▶ [WHAT THE TASK REQUIRES] The entries below are to be written out again without alteration.
··· RECORD EXCERPTS
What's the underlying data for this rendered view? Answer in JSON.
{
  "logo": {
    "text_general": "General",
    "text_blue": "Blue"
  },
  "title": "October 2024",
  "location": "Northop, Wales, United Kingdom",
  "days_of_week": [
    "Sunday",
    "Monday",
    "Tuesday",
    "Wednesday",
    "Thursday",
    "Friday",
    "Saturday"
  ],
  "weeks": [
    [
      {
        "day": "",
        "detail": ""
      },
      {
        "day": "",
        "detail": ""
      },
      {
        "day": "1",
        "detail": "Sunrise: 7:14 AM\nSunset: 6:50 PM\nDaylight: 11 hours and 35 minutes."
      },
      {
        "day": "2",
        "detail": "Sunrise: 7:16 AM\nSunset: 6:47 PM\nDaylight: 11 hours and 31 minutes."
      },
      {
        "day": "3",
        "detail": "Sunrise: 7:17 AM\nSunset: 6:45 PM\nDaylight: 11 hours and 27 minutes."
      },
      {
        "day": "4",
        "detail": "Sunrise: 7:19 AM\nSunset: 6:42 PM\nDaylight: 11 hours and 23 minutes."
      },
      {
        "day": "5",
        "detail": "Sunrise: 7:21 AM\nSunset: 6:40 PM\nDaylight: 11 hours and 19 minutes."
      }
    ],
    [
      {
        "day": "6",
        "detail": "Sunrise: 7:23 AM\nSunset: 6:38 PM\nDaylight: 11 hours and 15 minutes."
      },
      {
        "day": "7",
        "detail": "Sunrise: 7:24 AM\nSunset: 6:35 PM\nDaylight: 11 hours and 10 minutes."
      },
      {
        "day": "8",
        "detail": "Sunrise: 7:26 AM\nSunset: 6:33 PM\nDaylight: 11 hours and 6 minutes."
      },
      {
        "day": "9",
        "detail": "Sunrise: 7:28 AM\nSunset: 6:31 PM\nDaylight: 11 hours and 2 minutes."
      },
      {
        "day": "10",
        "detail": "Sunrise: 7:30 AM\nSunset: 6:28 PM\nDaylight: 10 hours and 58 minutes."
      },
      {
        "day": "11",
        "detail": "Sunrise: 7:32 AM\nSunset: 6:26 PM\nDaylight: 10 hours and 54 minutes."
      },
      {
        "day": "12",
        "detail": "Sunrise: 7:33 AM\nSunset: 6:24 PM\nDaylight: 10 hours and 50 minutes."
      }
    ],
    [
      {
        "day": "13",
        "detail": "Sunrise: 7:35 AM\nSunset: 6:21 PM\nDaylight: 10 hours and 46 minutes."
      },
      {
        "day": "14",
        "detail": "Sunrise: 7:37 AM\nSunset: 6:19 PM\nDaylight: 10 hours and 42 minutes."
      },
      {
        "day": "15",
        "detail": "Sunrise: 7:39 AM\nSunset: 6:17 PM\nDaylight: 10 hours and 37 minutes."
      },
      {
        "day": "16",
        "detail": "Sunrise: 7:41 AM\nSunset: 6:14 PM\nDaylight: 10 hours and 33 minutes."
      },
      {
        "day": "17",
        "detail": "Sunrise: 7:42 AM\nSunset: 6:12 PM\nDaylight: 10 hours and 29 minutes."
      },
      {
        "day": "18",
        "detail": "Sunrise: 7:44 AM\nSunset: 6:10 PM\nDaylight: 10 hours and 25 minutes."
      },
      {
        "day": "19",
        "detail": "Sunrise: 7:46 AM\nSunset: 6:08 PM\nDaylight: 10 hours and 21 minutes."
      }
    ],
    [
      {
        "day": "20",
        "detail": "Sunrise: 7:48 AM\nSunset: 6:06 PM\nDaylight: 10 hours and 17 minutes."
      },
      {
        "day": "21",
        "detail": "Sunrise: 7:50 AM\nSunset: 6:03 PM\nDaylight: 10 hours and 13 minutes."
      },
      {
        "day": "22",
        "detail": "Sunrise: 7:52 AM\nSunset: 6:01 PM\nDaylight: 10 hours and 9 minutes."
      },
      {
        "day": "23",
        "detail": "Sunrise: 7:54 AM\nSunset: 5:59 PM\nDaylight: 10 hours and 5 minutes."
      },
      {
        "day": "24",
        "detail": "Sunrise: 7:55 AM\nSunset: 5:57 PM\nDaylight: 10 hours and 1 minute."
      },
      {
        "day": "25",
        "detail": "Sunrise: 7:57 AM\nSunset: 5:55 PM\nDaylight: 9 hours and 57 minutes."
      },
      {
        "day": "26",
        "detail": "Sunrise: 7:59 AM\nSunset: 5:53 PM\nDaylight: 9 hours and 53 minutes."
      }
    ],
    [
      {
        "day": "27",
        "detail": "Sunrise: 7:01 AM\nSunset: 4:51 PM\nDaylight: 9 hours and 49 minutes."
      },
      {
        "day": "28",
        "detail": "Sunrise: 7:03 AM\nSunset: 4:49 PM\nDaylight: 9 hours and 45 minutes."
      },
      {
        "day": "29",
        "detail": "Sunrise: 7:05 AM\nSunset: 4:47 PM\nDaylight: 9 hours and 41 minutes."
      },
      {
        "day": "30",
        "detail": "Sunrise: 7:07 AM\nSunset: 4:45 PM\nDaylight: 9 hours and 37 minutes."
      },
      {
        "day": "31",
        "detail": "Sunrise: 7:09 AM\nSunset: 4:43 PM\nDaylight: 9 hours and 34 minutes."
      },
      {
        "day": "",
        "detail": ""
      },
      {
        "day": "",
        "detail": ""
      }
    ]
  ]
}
······
▶ [EXPECTED ANSWER]
What's the underlying data for this rendered view? Answer in JSON.
{
  "logo": {
    "text_general": "General",
    "text_blue": "Blue"
  },
  "title": "October 2024",
  "location": "Northop, Wales, United Kingdom",
  "days_of_week": [
    "Sunday",
    "Monday",
    "Tuesday",
    "Wednesday",
    "Thursday",
    "Friday",
    "Saturday"
  ],
  "weeks": [
    [
      {
        "day": "",
        "detail": ""
      },
      {
        "day": "",
        "detail": ""
      },
      {
        "day": "1",
        "detail": "Sunrise: 7:14 AM\nSunset: 6:50 PM\nDaylight: 11 hours and 35 minutes."
      },
      {
        "day": "2",
        "detail": "Sunrise: 7:16 AM\nSunset: 6:47 PM\nDaylight: 11 hours and 31 minutes."
      },
      {
        "day": "3",
        "detail": "Sunrise: 7:17 AM\nSunset: 6:45 PM\nDaylight: 11 hours and 27 minutes."
      },
      {
        "day": "4",
        "detail": "Sunrise: 7:19 AM\nSunset: 6:42 PM\nDaylight: 11 hours and 23 minutes."
      },
      {
        "day": "5",
        "detail": "Sunrise: 7:21 AM\nSunset: 6:40 PM\nDaylight: 11 hours and 19 minutes."
      }
    ],
    [
      {
        "day": "6",
        "detail": "Sunrise: 7:23 AM\nSunset: 6:38 PM\nDaylight: 11 hours and 15 minutes."
      },
      {
        "day": "7",
        "detail": "Sunrise: 7:24 AM\nSunset: 6:35 PM\nDaylight: 11 hours and 10 minutes."
      },
      {
        "day": "8",
        "detail": "Sunrise: 7:26 AM\nSunset: 6:33 PM\nDaylight: 11 hours and 6 minutes."
      },
      {
        "day": "9",
        "detail": "Sunrise: 7:28 AM\nSunset: 6:31 PM\nDaylight: 11 hours and 2 minutes."
      },
      {
        "day": "10",
        "detail": "Sunrise: 7:30 AM\nSunset: 6:28 PM\nDaylight: 10 hours and 58 minutes."
      },
      {
        "day": "11",
        "detail": "Sunrise: 7:32 AM\nSunset: 6:26 PM\nDaylight: 10 hours and 54 minutes."
      },
      {
        "day": "12",
        "detail": "Sunrise: 7:33 AM\nSunset: 6:24 PM\nDaylight: 10 hours and 50 minutes."
      }
    ],
    [
      {
        "day": "13",
        "detail": "Sunrise: 7:35 AM\nSunset: 6:21 PM\nDaylight: 10 hours and 46 minutes."
      },
      {
        "day": "14",
        "detail": "Sunrise: 7:37 AM\nSunset: 6:19 PM\nDaylight: 10 hours and 42 minutes."
      },
      {
        "day": "15",
        "detail": "Sunrise: 7:39 AM\nSunset: 6:17 PM\nDaylight: 10 hours and 37 minutes."
      },
      {
        "day": "16",
        "detail": "Sunrise: 7:41 AM\nSunset: 6:14 PM\nDaylight: 10 hours and 33 minutes."
      },
      {
        "day": "17",
        "detail": "Sunrise: 7:42 AM\nSunset: 6:12 PM\nDaylight: 10 hours and 29 minutes."
      },
      {
        "day": "18",
        "detail": "Sunrise: 7:44 AM\nSunset: 6:10 PM\nDaylight: 10 hours and 25 minutes."
      },
      {
        "day": "19",
        "detail": "Sunrise: 7:46 AM\nSunset: 6:08 PM\nDaylight: 10 hours and 21 minutes."
      }
    ],
    [
      {
        "day": "20",
        "detail": "Sunrise: 7:48 AM\nSunset: 6:06 PM\nDaylight: 10 hours and 17 minutes."
      },
      {
        "day": "21",
        "detail": "Sunrise: 7:50 AM\nSunset: 6:03 PM\nDaylight: 10 hours and 13 minutes."
      },
      {
        "day": "22",
        "detail": "Sunrise: 7:52 AM\nSunset: 6:01 PM\nDaylight: 10 hours and 9 minutes."
      },
      {
        "day": "23",
        "detail": "Sunrise: 7:54 AM\nSunset: 5:59 PM\nDaylight: 10 hours and 5 minutes."
      },
      {
        "day": "24",
        "detail": "Sunrise: 7:55 AM\nSunset: 5:57 PM\nDaylight: 10 hours and 1 minute."
      },
      {
        "day": "25",
        "detail": "Sunrise: 7:57 AM\nSunset: 5:55 PM\nDaylight: 9 hours and 57 minutes."
      },
      {
        "day": "26",
        "detail": "Sunrise: 7:59 AM\nSunset: 5:53 PM\nDaylight: 9 hours and 53 minutes."
      }
    ],
    [
      {
        "day": "27",
        "detail": "Sunrise: 7:01 AM\nSunset: 4:51 PM\nDaylight: 9 hours and 49 minutes."
      },
      {
        "day": "28",
        "detail": "Sunrise: 7:03 AM\nSunset: 4:49 PM\nDaylight: 9 hours and 45 minutes."
      },
      {
        "day": "29",
        "detail": "Sunrise: 7:05 AM\nSunset: 4:47 PM\nDaylight: 9 hours and 41 minutes."
      },
      {
        "day": "30",
        "detail": "Sunrise: 7:07 AM\nSunset: 4:45 PM\nDaylight: 9 hours and 37 minutes."
      },
      {
        "day": "31",
        "detail": "Sunrise: 7:09 AM\nSunset: 4:43 PM\nDaylight: 9 hours and 34 minutes."
      },
      {
        "day": "",
        "detail": ""
      },
      {
        "day": "",
        "detail": ""
      }
    ]
  ]
}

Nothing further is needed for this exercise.